> [Do this] Give the data again, word for word.

>>>>>

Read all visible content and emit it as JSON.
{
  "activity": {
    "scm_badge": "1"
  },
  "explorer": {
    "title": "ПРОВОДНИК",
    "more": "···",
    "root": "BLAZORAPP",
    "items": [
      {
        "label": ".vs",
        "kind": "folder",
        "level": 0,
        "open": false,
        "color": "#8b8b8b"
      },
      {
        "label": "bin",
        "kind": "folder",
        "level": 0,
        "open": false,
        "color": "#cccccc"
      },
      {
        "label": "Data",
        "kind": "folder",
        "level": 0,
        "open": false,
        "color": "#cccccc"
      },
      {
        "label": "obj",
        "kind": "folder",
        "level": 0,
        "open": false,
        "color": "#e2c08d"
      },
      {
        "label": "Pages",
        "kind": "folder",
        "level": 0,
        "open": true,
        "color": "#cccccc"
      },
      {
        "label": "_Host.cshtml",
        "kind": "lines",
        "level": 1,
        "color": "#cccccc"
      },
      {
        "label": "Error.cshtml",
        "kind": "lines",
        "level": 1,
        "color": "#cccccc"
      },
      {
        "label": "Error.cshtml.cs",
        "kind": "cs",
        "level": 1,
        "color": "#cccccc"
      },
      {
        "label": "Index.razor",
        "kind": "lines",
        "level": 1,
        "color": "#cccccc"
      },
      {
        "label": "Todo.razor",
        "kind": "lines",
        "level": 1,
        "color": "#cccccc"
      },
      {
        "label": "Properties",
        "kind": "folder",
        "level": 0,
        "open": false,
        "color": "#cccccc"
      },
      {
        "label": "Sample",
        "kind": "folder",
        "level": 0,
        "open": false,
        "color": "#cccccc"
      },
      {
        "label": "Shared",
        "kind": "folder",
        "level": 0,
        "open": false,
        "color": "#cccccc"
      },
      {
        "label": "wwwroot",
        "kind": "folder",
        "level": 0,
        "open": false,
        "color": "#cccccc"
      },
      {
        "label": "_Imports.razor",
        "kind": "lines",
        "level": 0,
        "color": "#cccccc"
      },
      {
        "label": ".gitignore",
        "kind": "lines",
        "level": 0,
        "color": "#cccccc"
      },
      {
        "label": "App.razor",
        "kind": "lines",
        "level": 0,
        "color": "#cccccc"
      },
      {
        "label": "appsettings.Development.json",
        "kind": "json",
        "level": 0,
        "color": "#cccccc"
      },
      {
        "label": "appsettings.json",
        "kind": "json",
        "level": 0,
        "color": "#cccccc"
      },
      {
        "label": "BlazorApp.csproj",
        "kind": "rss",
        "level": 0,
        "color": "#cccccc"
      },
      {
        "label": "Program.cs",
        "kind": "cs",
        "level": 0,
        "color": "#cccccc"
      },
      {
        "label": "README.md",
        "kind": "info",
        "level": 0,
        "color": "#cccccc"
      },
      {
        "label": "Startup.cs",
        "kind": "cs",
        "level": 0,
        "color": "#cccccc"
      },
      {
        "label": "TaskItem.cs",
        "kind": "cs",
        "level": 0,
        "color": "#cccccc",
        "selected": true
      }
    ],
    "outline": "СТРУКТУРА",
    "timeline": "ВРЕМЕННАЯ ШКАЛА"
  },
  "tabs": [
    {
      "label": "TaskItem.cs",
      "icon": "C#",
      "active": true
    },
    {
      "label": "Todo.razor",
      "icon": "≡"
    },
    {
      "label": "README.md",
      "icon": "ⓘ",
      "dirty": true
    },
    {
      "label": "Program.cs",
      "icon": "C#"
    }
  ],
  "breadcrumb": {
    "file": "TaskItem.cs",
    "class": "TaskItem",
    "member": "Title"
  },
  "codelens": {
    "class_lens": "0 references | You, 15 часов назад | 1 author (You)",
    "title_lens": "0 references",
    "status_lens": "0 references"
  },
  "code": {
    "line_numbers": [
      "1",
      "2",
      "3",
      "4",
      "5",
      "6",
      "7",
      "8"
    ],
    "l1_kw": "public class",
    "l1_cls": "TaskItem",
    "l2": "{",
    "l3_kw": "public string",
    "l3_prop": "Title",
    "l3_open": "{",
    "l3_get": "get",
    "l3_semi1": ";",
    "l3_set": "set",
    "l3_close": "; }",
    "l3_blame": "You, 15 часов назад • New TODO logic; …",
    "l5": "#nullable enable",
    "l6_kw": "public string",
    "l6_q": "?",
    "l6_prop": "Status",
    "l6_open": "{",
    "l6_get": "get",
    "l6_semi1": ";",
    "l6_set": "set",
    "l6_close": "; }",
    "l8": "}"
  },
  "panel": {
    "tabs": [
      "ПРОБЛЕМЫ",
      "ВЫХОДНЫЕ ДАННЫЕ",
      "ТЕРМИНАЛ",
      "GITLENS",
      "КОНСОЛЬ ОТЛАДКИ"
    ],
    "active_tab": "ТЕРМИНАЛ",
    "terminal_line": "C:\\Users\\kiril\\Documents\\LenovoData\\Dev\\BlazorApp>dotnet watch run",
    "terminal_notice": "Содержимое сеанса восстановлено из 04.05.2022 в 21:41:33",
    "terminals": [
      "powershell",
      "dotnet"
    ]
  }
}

<<<<<

> [Output for this exercise]
Read all visible content and emit it as JSON.
{
  "activity": {
    "scm_badge": "1"
  },
  "explorer": {
    "title": "ПРОВОДНИК",
    "more": "···",
    "root": "BLAZORAPP",
    "items": [
      {
        "label": ".vs",
        "kind": "folder",
        "level": 0,
        "open": false,
        "color": "#8b8b8b"
      },
      {
        "label": "bin",
        "kind": "folder",
        "level": 0,
        "open": false,
        "color": "#cccccc"
      },
      {
        "label": "Data",
        "kind": "folder",
        "level": 0,
        "open": false,
        "color": "#cccccc"
      },
      {
        "label": "obj",
        "kind": "folder",
        "level": 0,
        "open": false,
        "color": "#e2c08d"
      },
      {
        "label": "Pages",
        "kind": "folder",
        "level": 0,
        "open": true,
        "color": "#cccccc"
      },
      {
        "label": "_Host.cshtml",
        "kind": "lines",
        "level": 1,
        "color": "#cccccc"
      },
      {
        "label": "Error.cshtml",
        "kind": "lines",
        "level": 1,
        "color": "#cccccc"
      },
      {
        "label": "Error.cshtml.cs",
        "kind": "cs",
        "level": 1,
        "color": "#cccccc"
      },
      {
        "label": "Index.razor",
        "kind": "lines",
        "level": 1,
        "color": "#cccccc"
      },
      {
        "label": "Todo.razor",
        "kind": "lines",
        "level": 1,
        "color": "#cccccc"
      },
      {
        "label": "Properties",
        "kind": "folder",
        "level": 0,
        "open": false,
        "color": "#cccccc"
      },
      {
        "label": "Sample",
        "kind": "folder",
        "level": 0,
        "open": false,
        "color": "#cccccc"
      },
      {
        "label": "Shared",
        "kind": "folder",
        "level": 0,
        "open": false,
        "color": "#cccccc"
      },
      {
        "label": "wwwroot",
        "kind": "folder",
        "level": 0,
        "open": false,
        "color": "#cccccc"
      },
      {
        "label": "_Imports.razor",
        "kind": "lines",
        "level": 0,
        "color": "#cccccc"
      },
      {
        "label": ".gitignore",
        "kind": "lines",
        "level": 0,
        "color": "#cccccc"
      },
      {
        "label": "App.razor",
        "kind": "lines",
        "level": 0,
        "color": "#cccccc"
      },
      {
        "label": "appsettings.Development.json",
        "kind": "json",
        "level": 0,
        "color": "#cccccc"
      },
      {
        "label": "appsettings.json",
        "kind": "json",
        "level": 0,
        "color": "#cccccc"
      },
      {
        "label": "BlazorApp.csproj",
        "kind": "rss",
        "level": 0,
        "color": "#cccccc"
      },
      {
        "label": "Program.cs",
        "kind": "cs",
        "level": 0,
        "color": "#cccccc"
      },
      {
        "label": "README.md",
        "kind": "info",
        "level": 0,
        "color": "#cccccc"
      },
      {
        "label": "Startup.cs",
        "kind": "cs",
        "level": 0,
        "color": "#cccccc"
      },
      {
        "label": "TaskItem.cs",
        "kind": "cs",
        "level": 0,
        "color": "#cccccc",
        "selected": true
      }
    ],
    "outline": "СТРУКТУРА",
    "timeline": "ВРЕМЕННАЯ ШКАЛА"
  },
  "tabs": [
    {
      "label": "TaskItem.cs",
      "icon": "C#",
      "active": true
    },
    {
      "label": "Todo.razor",
      "icon": "≡"
    },
    {
      "label": "README.md",
      "icon": "ⓘ",
      "dirty": true
    },
    {
      "label": "Program.cs",
      "icon": "C#"
    }
  ],
  "breadcrumb": {
    "file": "TaskItem.cs",
    "class": "TaskItem",
    "member": "Title"
  },
  "codelens": {
    "class_lens": "0 references | You, 15 часов назад | 1 author (You)",
    "title_lens": "0 references",
    "status_lens": "0 references"
  },
  "code": {
    "line_numbers": [
      "1",
      "2",
      "3",
      "4",
      "5",
      "6",
      "7",
      "8"
    ],
    "l1_kw": "public class",
    "l1_cls": "TaskItem",
    "l2": "{",
    "l3_kw": "public string",
    "l3_prop": "Title",
    "l3_open": "{",
    "l3_get": "get",
    "l3_semi1": ";",
    "l3_set": "set",
    "l3_close": "; }",
    "l3_blame": "You, 15 часов назад • New TODO logic; …",
    "l5": "#nullable enable",
    "l6_kw": "public string",
    "l6_q": "?",
    "l6_prop": "Status",
    "l6_open": "{",
    "l6_get": "get",
    "l6_semi1": ";",
    "l6_set": "set",
    "l6_close": "; }",
    "l8": "}"
  },
  "panel": {
    "tabs": [
      "ПРОБЛЕМЫ",
      "ВЫХОДНЫЕ ДАННЫЕ",
      "ТЕРМИНАЛ",
      "GITLENS",
      "КОНСОЛЬ ОТЛАДКИ"
    ],
    "active_tab": "ТЕРМИНАЛ",
    "terminal_line": "C:\\Users\\kiril\\Documents\\LenovoData\\Dev\\BlazorApp>dotnet watch run",
    "terminal_notice": "Содержимое сеанса восстановлено из 04.05.2022 в 21:41:33",
    "terminals": [
      "powershell",
      "dotnet"
    ]
  }
}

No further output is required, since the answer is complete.